EXERCISE GOAL:
In the records below, find each line with the word "balance" and copy it.

Begin

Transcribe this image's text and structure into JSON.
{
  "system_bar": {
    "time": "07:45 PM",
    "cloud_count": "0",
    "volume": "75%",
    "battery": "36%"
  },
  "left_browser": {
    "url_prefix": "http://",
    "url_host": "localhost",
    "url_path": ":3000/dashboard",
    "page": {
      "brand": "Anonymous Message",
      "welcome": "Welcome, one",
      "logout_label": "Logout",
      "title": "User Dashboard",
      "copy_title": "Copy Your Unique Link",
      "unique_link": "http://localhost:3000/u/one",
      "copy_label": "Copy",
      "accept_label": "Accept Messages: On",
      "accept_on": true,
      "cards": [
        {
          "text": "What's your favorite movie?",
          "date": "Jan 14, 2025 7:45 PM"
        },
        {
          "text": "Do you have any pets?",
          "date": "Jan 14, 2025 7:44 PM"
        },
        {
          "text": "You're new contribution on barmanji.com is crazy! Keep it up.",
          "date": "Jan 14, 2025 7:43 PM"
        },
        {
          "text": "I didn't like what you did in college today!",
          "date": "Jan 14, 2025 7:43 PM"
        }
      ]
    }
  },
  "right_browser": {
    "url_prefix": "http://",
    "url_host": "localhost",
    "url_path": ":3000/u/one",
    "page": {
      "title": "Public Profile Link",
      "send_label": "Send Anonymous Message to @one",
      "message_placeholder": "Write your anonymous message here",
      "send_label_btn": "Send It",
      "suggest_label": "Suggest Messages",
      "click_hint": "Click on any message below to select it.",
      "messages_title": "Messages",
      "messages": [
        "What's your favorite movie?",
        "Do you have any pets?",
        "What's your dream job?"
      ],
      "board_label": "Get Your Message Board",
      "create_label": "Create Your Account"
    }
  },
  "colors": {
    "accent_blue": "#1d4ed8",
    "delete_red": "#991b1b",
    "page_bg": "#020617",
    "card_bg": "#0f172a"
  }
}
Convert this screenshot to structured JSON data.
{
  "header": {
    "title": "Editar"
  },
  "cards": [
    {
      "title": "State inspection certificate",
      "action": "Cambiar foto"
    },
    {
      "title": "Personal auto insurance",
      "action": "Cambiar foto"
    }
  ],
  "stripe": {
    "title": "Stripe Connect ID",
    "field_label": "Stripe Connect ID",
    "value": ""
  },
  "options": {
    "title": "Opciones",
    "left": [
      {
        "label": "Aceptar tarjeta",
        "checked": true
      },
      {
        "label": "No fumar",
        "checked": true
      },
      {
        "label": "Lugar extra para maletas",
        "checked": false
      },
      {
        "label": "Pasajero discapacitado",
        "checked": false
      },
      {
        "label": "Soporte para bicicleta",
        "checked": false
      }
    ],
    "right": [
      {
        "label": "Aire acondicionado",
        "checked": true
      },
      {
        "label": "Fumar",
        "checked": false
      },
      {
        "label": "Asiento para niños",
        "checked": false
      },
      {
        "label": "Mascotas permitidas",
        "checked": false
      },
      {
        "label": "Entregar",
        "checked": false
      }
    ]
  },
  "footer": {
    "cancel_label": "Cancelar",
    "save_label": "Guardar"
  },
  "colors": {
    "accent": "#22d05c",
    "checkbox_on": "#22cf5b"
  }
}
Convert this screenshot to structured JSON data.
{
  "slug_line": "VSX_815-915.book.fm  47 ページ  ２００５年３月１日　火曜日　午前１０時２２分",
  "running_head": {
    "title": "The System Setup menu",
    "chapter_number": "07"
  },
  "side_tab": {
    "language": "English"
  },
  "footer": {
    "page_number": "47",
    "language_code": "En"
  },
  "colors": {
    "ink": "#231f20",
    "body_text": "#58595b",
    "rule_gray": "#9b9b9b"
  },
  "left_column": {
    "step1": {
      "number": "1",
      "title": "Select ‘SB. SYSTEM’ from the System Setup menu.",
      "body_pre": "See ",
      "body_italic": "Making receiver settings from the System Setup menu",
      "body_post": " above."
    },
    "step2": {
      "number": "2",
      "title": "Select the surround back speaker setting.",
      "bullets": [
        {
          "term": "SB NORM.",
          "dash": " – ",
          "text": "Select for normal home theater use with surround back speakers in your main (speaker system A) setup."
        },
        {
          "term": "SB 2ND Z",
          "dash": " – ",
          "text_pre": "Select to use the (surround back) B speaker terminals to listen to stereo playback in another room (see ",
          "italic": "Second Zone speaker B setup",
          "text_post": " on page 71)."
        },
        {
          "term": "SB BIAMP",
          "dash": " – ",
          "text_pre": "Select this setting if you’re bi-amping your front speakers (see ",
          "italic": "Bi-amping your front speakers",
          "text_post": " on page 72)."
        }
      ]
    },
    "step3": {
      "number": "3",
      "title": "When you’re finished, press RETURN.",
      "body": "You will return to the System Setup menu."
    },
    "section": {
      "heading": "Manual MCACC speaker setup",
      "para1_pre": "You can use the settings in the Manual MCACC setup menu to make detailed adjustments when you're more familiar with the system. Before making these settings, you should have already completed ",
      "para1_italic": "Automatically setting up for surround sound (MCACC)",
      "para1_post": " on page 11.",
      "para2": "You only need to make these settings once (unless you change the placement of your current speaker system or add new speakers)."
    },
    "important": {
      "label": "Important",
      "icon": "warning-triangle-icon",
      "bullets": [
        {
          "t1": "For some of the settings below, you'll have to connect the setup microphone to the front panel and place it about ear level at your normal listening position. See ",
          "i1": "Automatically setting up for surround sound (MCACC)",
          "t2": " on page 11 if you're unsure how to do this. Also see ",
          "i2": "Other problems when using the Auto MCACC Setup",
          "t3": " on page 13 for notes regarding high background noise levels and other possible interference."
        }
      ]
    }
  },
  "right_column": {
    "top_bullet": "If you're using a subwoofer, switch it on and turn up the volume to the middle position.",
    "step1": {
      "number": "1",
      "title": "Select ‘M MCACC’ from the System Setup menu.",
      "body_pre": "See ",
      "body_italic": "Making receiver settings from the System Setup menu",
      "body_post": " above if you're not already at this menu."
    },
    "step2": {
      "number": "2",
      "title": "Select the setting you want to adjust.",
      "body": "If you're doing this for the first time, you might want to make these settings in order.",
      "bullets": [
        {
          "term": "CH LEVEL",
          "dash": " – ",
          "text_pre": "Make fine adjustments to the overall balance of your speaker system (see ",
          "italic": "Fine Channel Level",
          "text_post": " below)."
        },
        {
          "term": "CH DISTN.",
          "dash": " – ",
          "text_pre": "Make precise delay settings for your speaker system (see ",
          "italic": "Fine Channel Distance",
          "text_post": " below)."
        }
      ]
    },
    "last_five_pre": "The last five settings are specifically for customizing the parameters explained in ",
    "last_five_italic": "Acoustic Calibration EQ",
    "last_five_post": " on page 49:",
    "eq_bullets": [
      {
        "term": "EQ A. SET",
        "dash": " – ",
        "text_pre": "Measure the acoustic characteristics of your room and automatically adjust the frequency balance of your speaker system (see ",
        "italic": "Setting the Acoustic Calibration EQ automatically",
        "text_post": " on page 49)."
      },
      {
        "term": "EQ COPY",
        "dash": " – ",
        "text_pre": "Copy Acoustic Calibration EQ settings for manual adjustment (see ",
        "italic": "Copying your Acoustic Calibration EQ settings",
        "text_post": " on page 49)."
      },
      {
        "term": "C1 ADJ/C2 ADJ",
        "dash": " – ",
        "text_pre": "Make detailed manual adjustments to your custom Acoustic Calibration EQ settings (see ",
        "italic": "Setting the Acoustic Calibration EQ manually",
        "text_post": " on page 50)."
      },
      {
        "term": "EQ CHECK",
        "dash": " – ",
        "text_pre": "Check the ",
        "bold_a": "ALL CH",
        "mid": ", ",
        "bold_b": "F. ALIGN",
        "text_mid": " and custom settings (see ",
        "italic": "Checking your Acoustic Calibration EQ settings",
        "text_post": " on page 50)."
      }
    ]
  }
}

End

FINISHED ANSWER:
          "text_pre": "Make fine adjustments to the overall balance of your speaker system (see ",
        "text_pre": "Measure the acoustic characteristics of your room and automatically adjust the frequency balance of your speaker system (see ",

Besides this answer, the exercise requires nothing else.